* **Recorded data**:
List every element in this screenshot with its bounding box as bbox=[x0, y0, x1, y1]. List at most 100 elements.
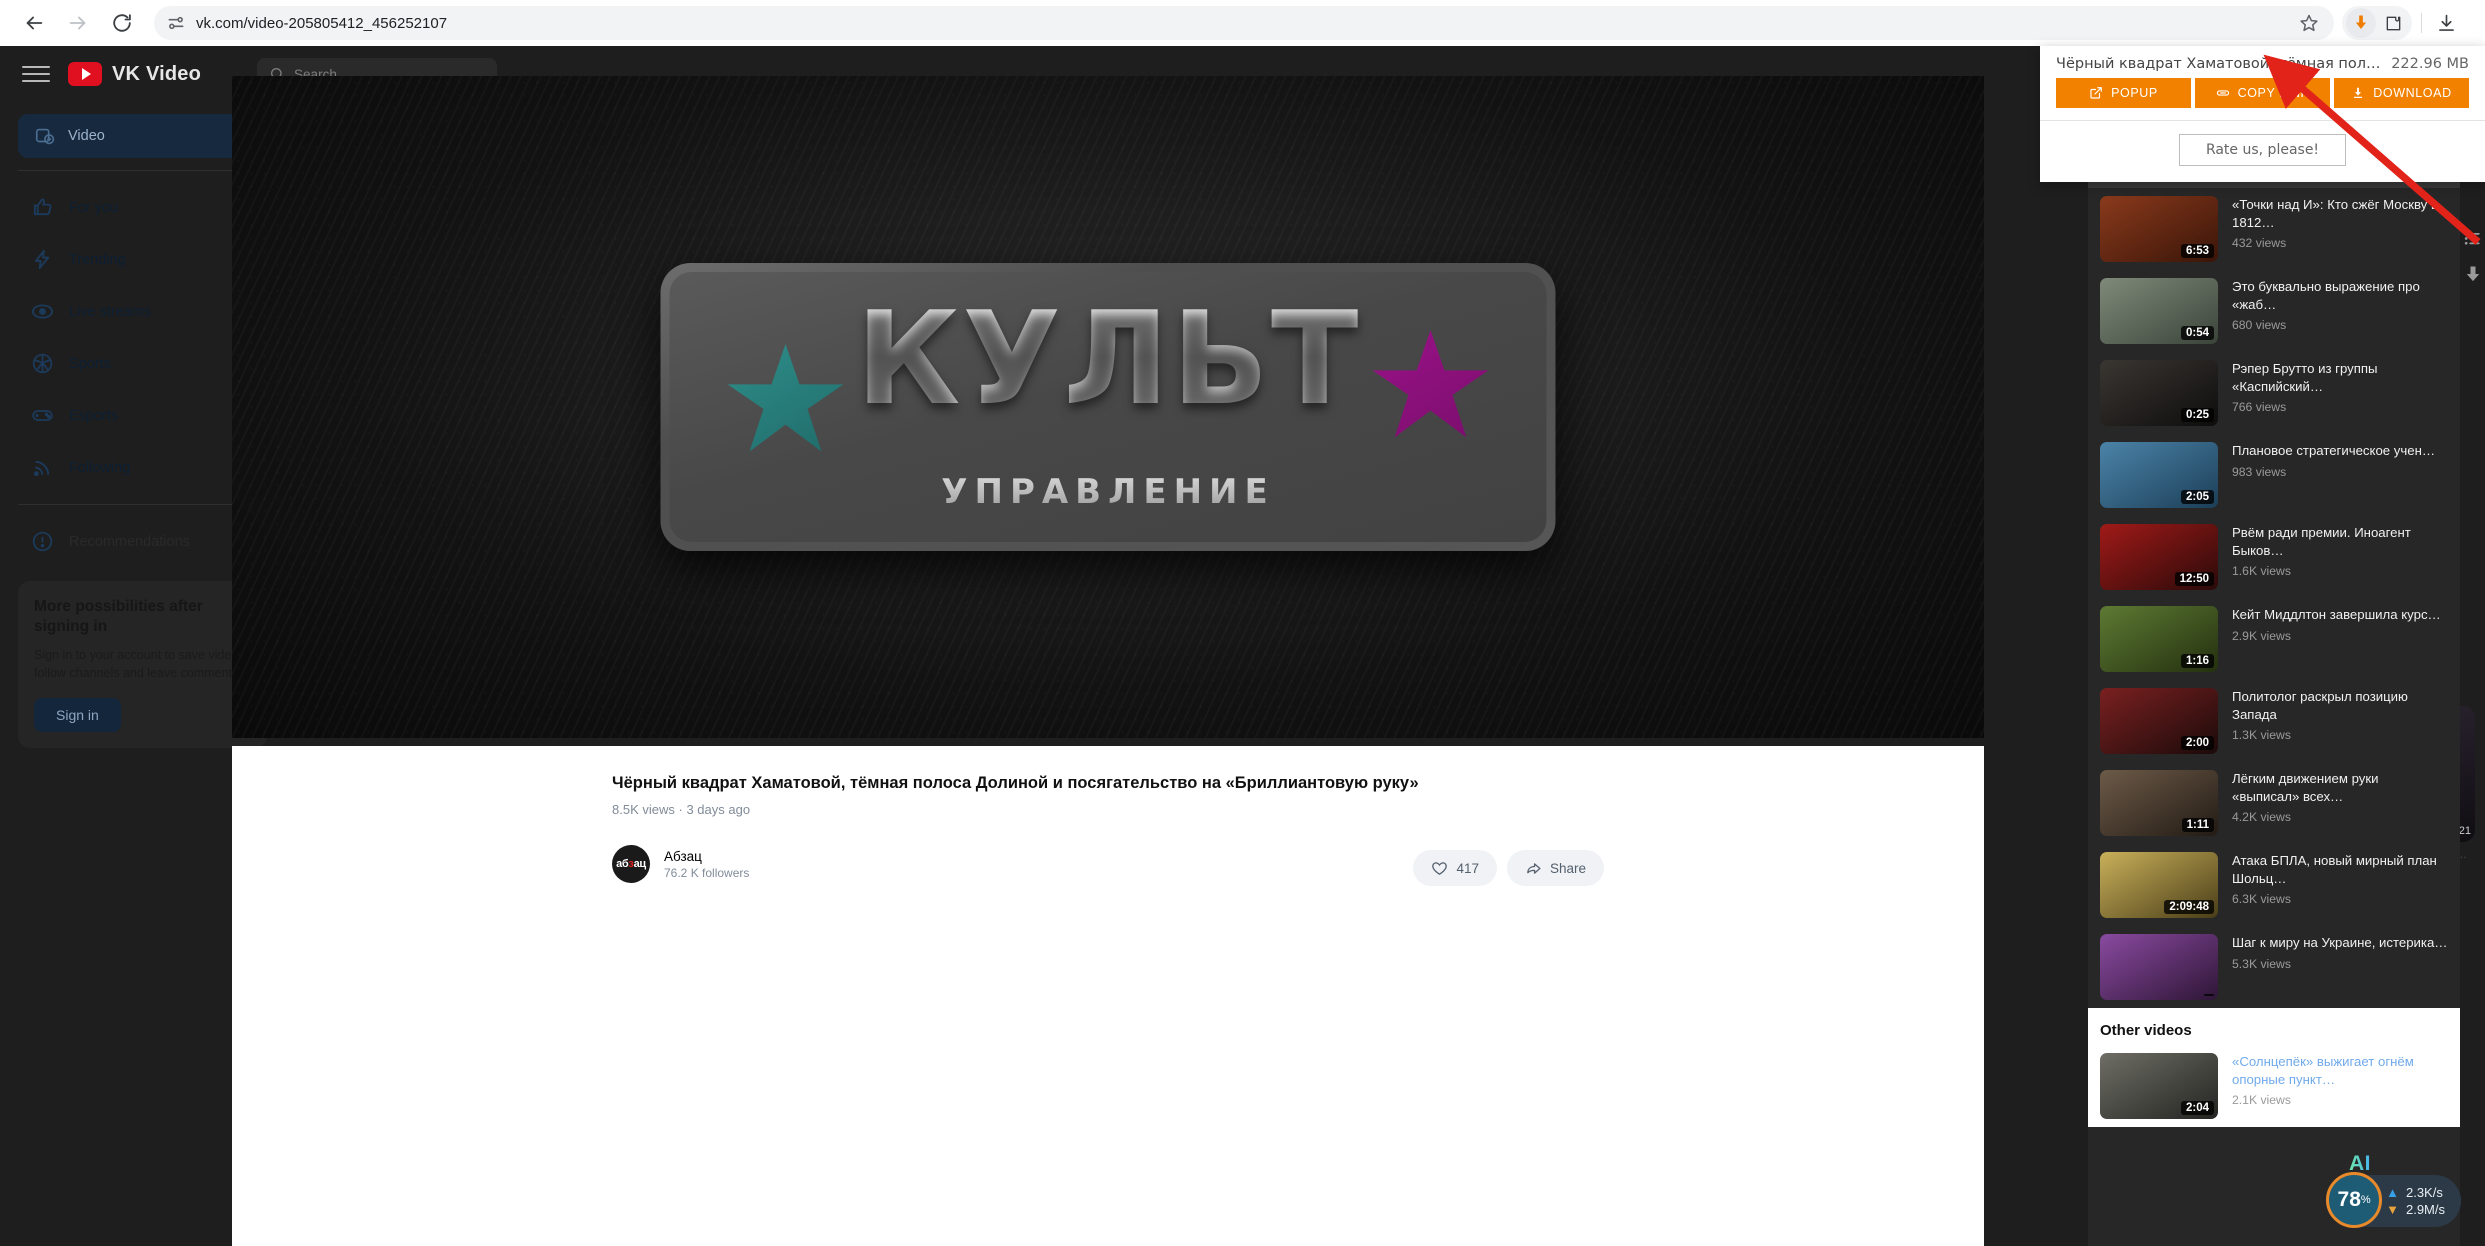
video-player[interactable]: КУЛЬТ УПРАВЛЕНИЕ bbox=[232, 76, 1984, 738]
download-arrow-icon[interactable] bbox=[2463, 264, 2483, 284]
other-videos-heading: Other videos bbox=[2088, 1008, 2460, 1045]
sidebar-item-recommendations[interactable]: Recommendations bbox=[18, 517, 267, 566]
menu-icon[interactable] bbox=[22, 60, 50, 88]
playlist-title: «Точки над И»: Кто сжёг Москву в 1812… bbox=[2232, 197, 2438, 230]
playlist-thumbnail: 0:54 bbox=[2100, 278, 2218, 344]
vk-video-logo[interactable]: VK Video bbox=[68, 62, 201, 86]
reload-button[interactable] bbox=[102, 3, 142, 43]
sidebar-label-esports: Esports bbox=[69, 407, 119, 424]
browser-toolbar: vk.com/video-205805412_456252107 bbox=[0, 0, 2485, 46]
upload-speed: 2.3K/s bbox=[2405, 1185, 2443, 1200]
signin-button[interactable]: Sign in bbox=[34, 697, 121, 732]
playlist-item[interactable]: 12:50 Рвём ради премии. Иноагент Быков… … bbox=[2088, 516, 2460, 598]
info-circle-icon bbox=[30, 530, 54, 554]
playlist-panel[interactable]: 9:13 Чёрный квадрат Хаматовой, тёмная… 8… bbox=[2088, 106, 2460, 1246]
sidebar-label-recommendations: Recommendations bbox=[69, 533, 190, 550]
downloads-tray-icon bbox=[2438, 14, 2454, 31]
playlist-thumbnail: 2:00 bbox=[2100, 688, 2218, 754]
download-actions: POPUP COPY LINK DOWNLOAD bbox=[2040, 78, 2485, 120]
sidebar-item-following[interactable]: Following bbox=[18, 443, 267, 492]
address-bar[interactable]: vk.com/video-205805412_456252107 bbox=[154, 6, 2334, 40]
playlist-thumbnail: 6:53 bbox=[2100, 196, 2218, 262]
heart-icon bbox=[1432, 861, 1448, 875]
playlist-item[interactable]: 1:11 Лёгким движением руки «выписал» все… bbox=[2088, 762, 2460, 844]
playlist-views: 766 views bbox=[2232, 400, 2287, 415]
playlist-title: Рэпер Брутто из группы «Каспийский… bbox=[2232, 361, 2378, 394]
playlist-item[interactable]: 0:54 Это буквально выражение про «жаб… 6… bbox=[2088, 270, 2460, 352]
playlist-views: 6.3K views bbox=[2232, 892, 2291, 907]
avatar[interactable]: аб з ац bbox=[612, 845, 650, 883]
playlist-duration: 6:53 bbox=[2180, 244, 2214, 258]
playlist-title: Рвём ради премии. Иноагент Быков… bbox=[2232, 525, 2411, 558]
rate-us-button[interactable]: Rate us, please! bbox=[2178, 134, 2347, 166]
playlist-thumbnail: 0:25 bbox=[2100, 360, 2218, 426]
playlist-item[interactable]: 6:53 «Точки над И»: Кто сжёг Москву в 18… bbox=[2088, 188, 2460, 270]
other-video-title: «Солнцепёк» выжигает огнём опорные пункт… bbox=[2232, 1054, 2414, 1087]
playlist-item[interactable]: 2:09:48 Атака БПЛА, новый мирный план Шо… bbox=[2088, 844, 2460, 926]
copy-link-button[interactable]: COPY LINK bbox=[2195, 78, 2330, 108]
sidebar-label-live-streams: Live streams bbox=[69, 303, 152, 320]
list-icon[interactable] bbox=[2463, 228, 2483, 248]
signin-title: More possibilities after signing in bbox=[34, 598, 203, 636]
playlist-title: Кейт Миддлтон завершила курс… bbox=[2232, 607, 2441, 622]
download-extension-icon[interactable] bbox=[2346, 8, 2376, 38]
forward-button[interactable] bbox=[58, 3, 98, 43]
video-info-panel: Чёрный квадрат Хаматовой, тёмная полоса … bbox=[232, 746, 1984, 1246]
gamepad-icon bbox=[30, 404, 54, 428]
playlist-thumbnail bbox=[2100, 934, 2218, 1000]
other-video-views: 2.1K views bbox=[2232, 1093, 2291, 1108]
playlist-duration: 1:11 bbox=[2181, 818, 2214, 832]
playlist-views: 983 views bbox=[2232, 464, 2287, 479]
playlist-title: Плановое стратегическое учен… bbox=[2232, 443, 2436, 458]
download-button[interactable]: DOWNLOAD bbox=[2334, 78, 2469, 108]
back-button[interactable] bbox=[14, 3, 54, 43]
share-icon bbox=[1527, 862, 1541, 874]
playlist-views: 4.2K views bbox=[2232, 810, 2291, 825]
share-button[interactable]: Share bbox=[1506, 850, 1604, 886]
basketball-icon bbox=[30, 352, 54, 376]
playlist-title: Политолог раскрыл позицию Запада bbox=[2232, 689, 2408, 722]
sidebar-item-for-you[interactable]: For you bbox=[18, 183, 267, 232]
playlist-duration: 0:25 bbox=[2180, 408, 2214, 422]
download-title: Чёрный квадрат Хаматовой, тёмная полоса … bbox=[2056, 56, 2381, 72]
playlist-title: Это буквально выражение про «жаб… bbox=[2232, 279, 2420, 312]
rss-icon bbox=[30, 456, 54, 480]
sidebar-label-for-you: For you bbox=[69, 199, 119, 216]
download-speed: 2.9M/s bbox=[2405, 1202, 2445, 1217]
upload-row: ▲ 2.3K/s bbox=[2386, 1185, 2445, 1200]
eye-icon bbox=[30, 300, 54, 324]
playlist-item[interactable]: 2:05 Плановое стратегическое учен… 983 v… bbox=[2088, 434, 2460, 516]
playlist-item[interactable]: 2:00 Политолог раскрыл позицию Запада 1.… bbox=[2088, 680, 2460, 762]
site-settings-icon[interactable] bbox=[166, 13, 186, 33]
sidebar-item-trending[interactable]: Trending bbox=[18, 235, 267, 284]
sidebar-item-live-streams[interactable]: Live streams bbox=[18, 287, 267, 336]
sidebar-label-following: Following bbox=[69, 459, 131, 476]
channel-followers: 76.2 K followers bbox=[664, 865, 750, 880]
avatar-text-1: аб bbox=[616, 858, 629, 870]
popup-button[interactable]: POPUP bbox=[2056, 78, 2191, 108]
popup-button-label: POPUP bbox=[2111, 86, 2158, 100]
other-video-item[interactable]: 2:04 «Солнцепёк» выжигает огнём опорные … bbox=[2088, 1045, 2460, 1127]
channel-name: Абзац bbox=[664, 848, 702, 864]
like-button[interactable]: 417 bbox=[1413, 850, 1497, 886]
lightning-icon bbox=[30, 248, 54, 272]
bookmark-star-icon[interactable] bbox=[2296, 10, 2322, 36]
extensions-puzzle-icon[interactable] bbox=[2378, 8, 2408, 38]
upload-video-button[interactable]: Video bbox=[18, 114, 267, 158]
vk-video-page: VK Video Search Video For you Trending L… bbox=[0, 46, 2485, 1246]
sidebar-item-sports[interactable]: Sports bbox=[18, 339, 267, 388]
playlist-item[interactable]: 1:16 Кейт Миддлтон завершила курс… 2.9K … bbox=[2088, 598, 2460, 680]
download-extension-popup[interactable]: Чёрный квадрат Хаматовой, тёмная полоса … bbox=[2040, 46, 2485, 182]
signin-subtitle: Sign in to your account to save videos, … bbox=[34, 648, 249, 681]
url-text: vk.com/video-205805412_456252107 bbox=[196, 14, 448, 32]
orange-download-arrow-icon bbox=[2355, 15, 2367, 29]
download-button-label: DOWNLOAD bbox=[2373, 86, 2452, 100]
upload-arrow-icon: ▲ bbox=[2386, 1185, 2399, 1200]
downloads-button[interactable] bbox=[2431, 8, 2461, 38]
playlist-item[interactable]: 0:25 Рэпер Брутто из группы «Каспийский…… bbox=[2088, 352, 2460, 434]
network-speed-widget[interactable]: AI ▲ 2.3K/s ▼ 2.9M/s 78% bbox=[2326, 1152, 2461, 1228]
playlist-item[interactable]: Шаг к миру на Украине, истерика… 5.3K vi… bbox=[2088, 926, 2460, 1008]
download-arrow-icon: ▼ bbox=[2386, 1202, 2399, 1217]
rate-section: Rate us, please! bbox=[2040, 121, 2485, 182]
sidebar-item-esports[interactable]: Esports bbox=[18, 391, 267, 440]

* **The request**:
Copy out the lines from the line containing "video-player[interactable]: КУЛЬТ УПРАВЛЕНИЕ" through the line containing "playlist-title: Рэпер Брутто", both included, with nothing changed.

* **Answer**:
video-player[interactable]: КУЛЬТ УПРАВЛЕНИЕ bbox=[232, 76, 1984, 738]
download-arrow-icon[interactable] bbox=[2463, 264, 2483, 284]
other-videos-heading: Other videos bbox=[2088, 1008, 2460, 1045]
sidebar-item-recommendations[interactable]: Recommendations bbox=[18, 517, 267, 566]
menu-icon[interactable] bbox=[22, 60, 50, 88]
playlist-title: «Точки над И»: Кто сжёг Москву в 1812… bbox=[2232, 197, 2438, 230]
playlist-thumbnail: 0:54 bbox=[2100, 278, 2218, 344]
vk-video-logo[interactable]: VK Video bbox=[68, 62, 201, 86]
reload-button[interactable] bbox=[102, 3, 142, 43]
sidebar-label-esports: Esports bbox=[69, 407, 119, 424]
browser-toolbar: vk.com/video-205805412_456252107 bbox=[0, 0, 2485, 46]
upload-speed: 2.3K/s bbox=[2405, 1185, 2443, 1200]
signin-button[interactable]: Sign in bbox=[34, 697, 121, 732]
playlist-item[interactable]: 12:50 Рвём ради премии. Иноагент Быков… … bbox=[2088, 516, 2460, 598]
info-circle-icon bbox=[30, 530, 54, 554]
playlist-panel[interactable]: 9:13 Чёрный квадрат Хаматовой, тёмная… 8… bbox=[2088, 106, 2460, 1246]
sidebar-label-recommendations: Recommendations bbox=[69, 533, 190, 550]
downloads-tray-icon bbox=[2438, 14, 2454, 31]
playlist-thumbnail: 2:00 bbox=[2100, 688, 2218, 754]
download-actions: POPUP COPY LINK DOWNLOAD bbox=[2040, 78, 2485, 120]
sidebar-item-following[interactable]: Following bbox=[18, 443, 267, 492]
address-bar[interactable]: vk.com/video-205805412_456252107 bbox=[154, 6, 2334, 40]
playlist-thumbnail: 6:53 bbox=[2100, 196, 2218, 262]
heart-icon bbox=[1432, 861, 1448, 875]
playlist-item[interactable]: 1:11 Лёгким движением руки «выписал» все… bbox=[2088, 762, 2460, 844]
playlist-views: 766 views bbox=[2232, 400, 2287, 415]
playlist-title: Рэпер Брутто из группы «Каспийский… bbox=[2232, 361, 2378, 394]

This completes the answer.